§ **Requirement**: Each entry needs to be restated exactly as written.

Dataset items
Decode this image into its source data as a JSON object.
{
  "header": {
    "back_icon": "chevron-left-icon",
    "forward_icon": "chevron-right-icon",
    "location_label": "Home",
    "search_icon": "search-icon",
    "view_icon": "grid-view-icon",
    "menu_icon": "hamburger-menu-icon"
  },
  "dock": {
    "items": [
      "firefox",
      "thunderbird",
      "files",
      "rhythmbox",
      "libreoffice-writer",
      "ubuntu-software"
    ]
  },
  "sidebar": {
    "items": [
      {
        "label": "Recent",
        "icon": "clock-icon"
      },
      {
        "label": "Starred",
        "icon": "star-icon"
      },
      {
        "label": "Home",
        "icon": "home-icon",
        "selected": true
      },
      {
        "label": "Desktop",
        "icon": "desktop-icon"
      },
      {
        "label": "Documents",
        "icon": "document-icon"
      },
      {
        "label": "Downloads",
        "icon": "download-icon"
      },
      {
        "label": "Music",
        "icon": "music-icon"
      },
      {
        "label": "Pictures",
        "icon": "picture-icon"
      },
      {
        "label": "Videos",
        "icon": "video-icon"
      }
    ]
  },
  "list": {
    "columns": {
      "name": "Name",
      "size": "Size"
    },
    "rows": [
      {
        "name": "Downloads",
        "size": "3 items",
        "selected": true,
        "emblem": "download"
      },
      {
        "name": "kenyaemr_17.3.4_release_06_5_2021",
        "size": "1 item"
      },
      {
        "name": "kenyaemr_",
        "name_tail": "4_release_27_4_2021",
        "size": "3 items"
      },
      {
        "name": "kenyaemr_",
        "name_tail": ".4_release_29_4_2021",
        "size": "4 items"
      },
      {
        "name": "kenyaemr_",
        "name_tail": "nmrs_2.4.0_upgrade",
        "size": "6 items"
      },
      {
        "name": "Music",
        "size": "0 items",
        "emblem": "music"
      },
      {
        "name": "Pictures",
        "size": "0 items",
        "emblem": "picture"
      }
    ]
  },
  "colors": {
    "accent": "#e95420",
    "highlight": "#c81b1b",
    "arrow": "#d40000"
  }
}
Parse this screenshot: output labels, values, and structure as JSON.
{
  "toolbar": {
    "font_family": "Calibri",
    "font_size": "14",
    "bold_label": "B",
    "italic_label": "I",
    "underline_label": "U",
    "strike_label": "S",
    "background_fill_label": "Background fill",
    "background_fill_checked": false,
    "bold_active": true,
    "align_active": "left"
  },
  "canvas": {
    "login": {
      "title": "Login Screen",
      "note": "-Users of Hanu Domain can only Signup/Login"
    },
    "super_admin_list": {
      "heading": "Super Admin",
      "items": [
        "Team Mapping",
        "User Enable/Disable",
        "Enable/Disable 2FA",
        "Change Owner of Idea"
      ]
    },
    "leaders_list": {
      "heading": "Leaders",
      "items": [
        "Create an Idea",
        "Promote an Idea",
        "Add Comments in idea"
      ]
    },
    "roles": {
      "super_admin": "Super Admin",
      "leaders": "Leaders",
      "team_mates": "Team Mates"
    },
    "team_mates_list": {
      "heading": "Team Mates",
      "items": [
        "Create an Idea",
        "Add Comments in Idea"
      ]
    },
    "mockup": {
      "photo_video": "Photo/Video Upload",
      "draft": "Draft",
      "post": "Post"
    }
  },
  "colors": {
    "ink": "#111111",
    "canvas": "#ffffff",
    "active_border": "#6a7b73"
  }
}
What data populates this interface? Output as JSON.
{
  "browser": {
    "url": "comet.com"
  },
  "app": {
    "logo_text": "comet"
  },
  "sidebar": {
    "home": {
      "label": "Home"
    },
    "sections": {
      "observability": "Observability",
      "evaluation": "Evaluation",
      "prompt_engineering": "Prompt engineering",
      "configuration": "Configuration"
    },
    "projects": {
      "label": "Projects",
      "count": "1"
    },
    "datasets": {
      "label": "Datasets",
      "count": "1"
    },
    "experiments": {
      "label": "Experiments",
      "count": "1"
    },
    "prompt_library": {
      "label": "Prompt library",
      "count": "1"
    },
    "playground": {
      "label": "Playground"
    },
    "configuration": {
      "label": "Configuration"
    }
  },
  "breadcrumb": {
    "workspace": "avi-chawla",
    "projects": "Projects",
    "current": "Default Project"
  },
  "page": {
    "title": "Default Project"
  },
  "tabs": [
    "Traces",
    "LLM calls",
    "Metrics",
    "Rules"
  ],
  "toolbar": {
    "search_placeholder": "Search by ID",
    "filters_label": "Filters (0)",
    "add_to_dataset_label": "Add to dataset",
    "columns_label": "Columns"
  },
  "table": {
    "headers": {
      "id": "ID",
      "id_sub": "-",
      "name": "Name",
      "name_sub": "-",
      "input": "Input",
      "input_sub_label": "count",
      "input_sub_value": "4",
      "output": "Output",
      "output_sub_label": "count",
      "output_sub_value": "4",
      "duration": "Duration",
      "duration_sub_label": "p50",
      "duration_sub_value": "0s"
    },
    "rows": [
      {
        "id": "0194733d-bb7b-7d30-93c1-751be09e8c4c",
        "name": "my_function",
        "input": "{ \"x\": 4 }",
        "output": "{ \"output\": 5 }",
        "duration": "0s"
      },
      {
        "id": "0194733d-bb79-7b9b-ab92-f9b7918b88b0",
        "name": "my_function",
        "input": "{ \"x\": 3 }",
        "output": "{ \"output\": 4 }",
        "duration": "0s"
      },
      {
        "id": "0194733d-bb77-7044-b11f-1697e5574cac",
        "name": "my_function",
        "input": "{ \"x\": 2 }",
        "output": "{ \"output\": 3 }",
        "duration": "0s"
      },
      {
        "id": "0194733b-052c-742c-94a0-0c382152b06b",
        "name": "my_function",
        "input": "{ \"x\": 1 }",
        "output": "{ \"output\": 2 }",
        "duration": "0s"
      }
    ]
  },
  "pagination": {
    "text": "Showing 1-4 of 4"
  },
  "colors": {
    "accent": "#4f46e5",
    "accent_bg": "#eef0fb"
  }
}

§ **Finished task**:
Decode this image into its source data as a JSON object.
{
  "header": {
    "back_icon": "chevron-left-icon",
    "forward_icon": "chevron-right-icon",
    "location_label": "Home",
    "search_icon": "search-icon",
    "view_icon": "grid-view-icon",
    "menu_icon": "hamburger-menu-icon"
  },
  "dock": {
    "items": [
      "firefox",
      "thunderbird",
      "files",
      "rhythmbox",
      "libreoffice-writer",
      "ubuntu-software"
    ]
  },
  "sidebar": {
    "items": [
      {
        "label": "Recent",
        "icon": "clock-icon"
      },
      {
        "label": "Starred",
        "icon": "star-icon"
      },
      {
        "label": "Home",
        "icon": "home-icon",
        "selected": true
      },
      {
        "label": "Desktop",
        "icon": "desktop-icon"
      },
      {
        "label": "Documents",
        "icon": "document-icon"
      },
      {
        "label": "Downloads",
        "icon": "download-icon"
      },
      {
        "label": "Music",
        "icon": "music-icon"
      },
      {
        "label": "Pictures",
        "icon": "picture-icon"
      },
      {
        "label": "Videos",
        "icon": "video-icon"
      }
    ]
  },
  "list": {
    "columns": {
      "name": "Name",
      "size": "Size"
    },
    "rows": [
      {
        "name": "Downloads",
        "size": "3 items",
        "selected": true,
        "emblem": "download"
      },
      {
        "name": "kenyaemr_17.3.4_release_06_5_2021",
        "size": "1 item"
      },
      {
        "name": "kenyaemr_",
        "name_tail": "4_release_27_4_2021",
        "size": "3 items"
      },
      {
        "name": "kenyaemr_",
        "name_tail": ".4_release_29_4_2021",
        "size": "4 items"
      },
      {
        "name": "kenyaemr_",
        "name_tail": "nmrs_2.4.0_upgrade",
        "size": "6 items"
      },
      {
        "name": "Music",
        "size": "0 items",
        "emblem": "music"
      },
      {
        "name": "Pictures",
        "size": "0 items",
        "emblem": "picture"
      }
    ]
  },
  "colors": {
    "accent": "#e95420",
    "highlight": "#c81b1b",
    "arrow": "#d40000"
  }
}
Parse this screenshot: output labels, values, and structure as JSON.
{
  "toolbar": {
    "font_family": "Calibri",
    "font_size": "14",
    "bold_label": "B",
    "italic_label": "I",
    "underline_label": "U",
    "strike_label": "S",
    "background_fill_label": "Background fill",
    "background_fill_checked": false,
    "bold_active": true,
    "align_active": "left"
  },
  "canvas": {
    "login": {
      "title": "Login Screen",
      "note": "-Users of Hanu Domain can only Signup/Login"
    },
    "super_admin_list": {
      "heading": "Super Admin",
      "items": [
        "Team Mapping",
        "User Enable/Disable",
        "Enable/Disable 2FA",
        "Change Owner of Idea"
      ]
    },
    "leaders_list": {
      "heading": "Leaders",
      "items": [
        "Create an Idea",
        "Promote an Idea",
        "Add Comments in idea"
      ]
    },
    "roles": {
      "super_admin": "Super Admin",
      "leaders": "Leaders",
      "team_mates": "Team Mates"
    },
    "team_mates_list": {
      "heading": "Team Mates",
      "items": [
        "Create an Idea",
        "Add Comments in Idea"
      ]
    },
    "mockup": {
      "photo_video": "Photo/Video Upload",
      "draft": "Draft",
      "post": "Post"
    }
  },
  "colors": {
    "ink": "#111111",
    "canvas": "#ffffff",
    "active_border": "#6a7b73"
  }
}
What data populates this interface? Output as JSON.
{
  "browser": {
    "url": "comet.com"
  },
  "app": {
    "logo_text": "comet"
  },
  "sidebar": {
    "home": {
      "label": "Home"
    },
    "sections": {
      "observability": "Observability",
      "evaluation": "Evaluation",
      "prompt_engineering": "Prompt engineering",
      "configuration": "Configuration"
    },
    "projects": {
      "label": "Projects",
      "count": "1"
    },
    "datasets": {
      "label": "Datasets",
      "count": "1"
    },
    "experiments": {
      "label": "Experiments",
      "count": "1"
    },
    "prompt_library": {
      "label": "Prompt library",
      "count": "1"
    },
    "playground": {
      "label": "Playground"
    },
    "configuration": {
      "label": "Configuration"
    }
  },
  "breadcrumb": {
    "workspace": "avi-chawla",
    "projects": "Projects",
    "current": "Default Project"
  },
  "page": {
    "title": "Default Project"
  },
  "tabs": [
    "Traces",
    "LLM calls",
    "Metrics",
    "Rules"
  ],
  "toolbar": {
    "search_placeholder": "Search by ID",
    "filters_label": "Filters (0)",
    "add_to_dataset_label": "Add to dataset",
    "columns_label": "Columns"
  },
  "table": {
    "headers": {
      "id": "ID",
      "id_sub": "-",
      "name": "Name",
      "name_sub": "-",
      "input": "Input",
      "input_sub_label": "count",
      "input_sub_value": "4",
      "output": "Output",
      "output_sub_label": "count",
      "output_sub_value": "4",
      "duration": "Duration",
      "duration_sub_label": "p50",
      "duration_sub_value": "0s"
    },
    "rows": [
      {
        "id": "0194733d-bb7b-7d30-93c1-751be09e8c4c",
        "name": "my_function",
        "input": "{ \"x\": 4 }",
        "output": "{ \"output\": 5 }",
        "duration": "0s"
      },
      {
        "id": "0194733d-bb79-7b9b-ab92-f9b7918b88b0",
        "name": "my_function",
        "input": "{ \"x\": 3 }",
        "output": "{ \"output\": 4 }",
        "duration": "0s"
      },
      {
        "id": "0194733d-bb77-7044-b11f-1697e5574cac",
        "name": "my_function",
        "input": "{ \"x\": 2 }",
        "output": "{ \"output\": 3 }",
        "duration": "0s"
      },
      {
        "id": "0194733b-052c-742c-94a0-0c382152b06b",
        "name": "my_function",
        "input": "{ \"x\": 1 }",
        "output": "{ \"output\": 2 }",
        "duration": "0s"
      }
    ]
  },
  "pagination": {
    "text": "Showing 1-4 of 4"
  },
  "colors": {
    "accent": "#4f46e5",
    "accent_bg": "#eef0fb"
  }
}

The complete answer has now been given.